▸ TASK:
What follows is a listing; give it again exactly, in its entirety.

[Excerpt from a dataset]
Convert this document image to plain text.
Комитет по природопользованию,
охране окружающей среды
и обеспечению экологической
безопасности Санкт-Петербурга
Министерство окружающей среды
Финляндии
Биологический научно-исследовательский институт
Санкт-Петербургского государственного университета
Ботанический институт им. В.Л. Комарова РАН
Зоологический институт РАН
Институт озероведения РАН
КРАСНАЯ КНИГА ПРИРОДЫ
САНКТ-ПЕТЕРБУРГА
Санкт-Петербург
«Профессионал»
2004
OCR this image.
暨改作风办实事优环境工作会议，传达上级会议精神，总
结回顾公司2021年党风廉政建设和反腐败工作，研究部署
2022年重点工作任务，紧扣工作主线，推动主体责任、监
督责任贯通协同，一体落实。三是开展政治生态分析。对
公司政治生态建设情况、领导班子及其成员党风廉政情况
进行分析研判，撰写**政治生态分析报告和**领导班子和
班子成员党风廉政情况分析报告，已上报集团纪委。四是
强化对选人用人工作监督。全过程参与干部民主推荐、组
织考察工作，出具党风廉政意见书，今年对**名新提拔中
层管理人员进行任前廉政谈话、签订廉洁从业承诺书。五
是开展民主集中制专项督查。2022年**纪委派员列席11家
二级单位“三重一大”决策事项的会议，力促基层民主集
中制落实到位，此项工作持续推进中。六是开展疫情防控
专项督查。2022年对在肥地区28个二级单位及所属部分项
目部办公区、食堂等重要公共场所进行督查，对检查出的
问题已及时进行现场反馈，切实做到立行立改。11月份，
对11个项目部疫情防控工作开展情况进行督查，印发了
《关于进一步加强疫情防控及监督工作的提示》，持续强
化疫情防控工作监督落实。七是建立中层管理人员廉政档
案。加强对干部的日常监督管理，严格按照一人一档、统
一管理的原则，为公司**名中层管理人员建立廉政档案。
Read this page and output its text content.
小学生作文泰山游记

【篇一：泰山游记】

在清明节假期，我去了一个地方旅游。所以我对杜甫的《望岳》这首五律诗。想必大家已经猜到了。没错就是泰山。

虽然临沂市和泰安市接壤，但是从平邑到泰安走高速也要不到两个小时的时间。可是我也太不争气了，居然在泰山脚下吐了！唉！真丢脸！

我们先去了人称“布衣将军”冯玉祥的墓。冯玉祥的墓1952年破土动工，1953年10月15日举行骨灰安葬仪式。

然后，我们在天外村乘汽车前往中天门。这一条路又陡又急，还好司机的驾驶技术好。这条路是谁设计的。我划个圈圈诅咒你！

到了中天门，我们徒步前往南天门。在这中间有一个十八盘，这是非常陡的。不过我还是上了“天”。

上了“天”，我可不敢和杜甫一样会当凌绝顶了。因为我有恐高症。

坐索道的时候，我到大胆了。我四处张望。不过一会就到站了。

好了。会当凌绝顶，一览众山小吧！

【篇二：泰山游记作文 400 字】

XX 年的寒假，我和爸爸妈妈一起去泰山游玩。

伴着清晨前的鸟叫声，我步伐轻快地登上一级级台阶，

▸ FULL OUTPUT:
Convert this document image to plain text.
Комитет по природопользованию,
охране окружающей среды
и обеспечению экологической
безопасности Санкт-Петербурга
Министерство окружающей среды
Финляндии
Биологический научно-исследовательский институт
Санкт-Петербургского государственного университета
Ботанический институт им. В.Л. Комарова РАН
Зоологический институт РАН
Институт озероведения РАН
КРАСНАЯ КНИГА ПРИРОДЫ
САНКТ-ПЕТЕРБУРГА
Санкт-Петербург
«Профессионал»
2004
OCR this image.
暨改作风办实事优环境工作会议，传达上级会议精神，总
结回顾公司2021年党风廉政建设和反腐败工作，研究部署
2022年重点工作任务，紧扣工作主线，推动主体责任、监
督责任贯通协同，一体落实。三是开展政治生态分析。对
公司政治生态建设情况、领导班子及其成员党风廉政情况
进行分析研判，撰写**政治生态分析报告和**领导班子和
班子成员党风廉政情况分析报告，已上报集团纪委。四是
强化对选人用人工作监督。全过程参与干部民主推荐、组
织考察工作，出具党风廉政意见书，今年对**名新提拔中
层管理人员进行任前廉政谈话、签订廉洁从业承诺书。五
是开展民主集中制专项督查。2022年**纪委派员列席11家
二级单位“三重一大”决策事项的会议，力促基层民主集
中制落实到位，此项工作持续推进中。六是开展疫情防控
专项督查。2022年对在肥地区28个二级单位及所属部分项
目部办公区、食堂等重要公共场所进行督查，对检查出的
问题已及时进行现场反馈，切实做到立行立改。11月份，
对11个项目部疫情防控工作开展情况进行督查，印发了
《关于进一步加强疫情防控及监督工作的提示》，持续强
化疫情防控工作监督落实。七是建立中层管理人员廉政档
案。加强对干部的日常监督管理，严格按照一人一档、统
一管理的原则，为公司**名中层管理人员建立廉政档案。
Read this page and output its text content.
小学生作文泰山游记

【篇一：泰山游记】

在清明节假期，我去了一个地方旅游。所以我对杜甫的《望岳》这首五律诗。想必大家已经猜到了。没错就是泰山。

虽然临沂市和泰安市接壤，但是从平邑到泰安走高速也要不到两个小时的时间。可是我也太不争气了，居然在泰山脚下吐了！唉！真丢脸！

我们先去了人称“布衣将军”冯玉祥的墓。冯玉祥的墓1952年破土动工，1953年10月15日举行骨灰安葬仪式。

然后，我们在天外村乘汽车前往中天门。这一条路又陡又急，还好司机的驾驶技术好。这条路是谁设计的。我划个圈圈诅咒你！

到了中天门，我们徒步前往南天门。在这中间有一个十八盘，这是非常陡的。不过我还是上了“天”。

上了“天”，我可不敢和杜甫一样会当凌绝顶了。因为我有恐高症。

坐索道的时候，我到大胆了。我四处张望。不过一会就到站了。

好了。会当凌绝顶，一览众山小吧！

【篇二：泰山游记作文 400 字】

XX 年的寒假，我和爸爸妈妈一起去泰山游玩。

伴着清晨前的鸟叫声，我步伐轻快地登上一级级台阶，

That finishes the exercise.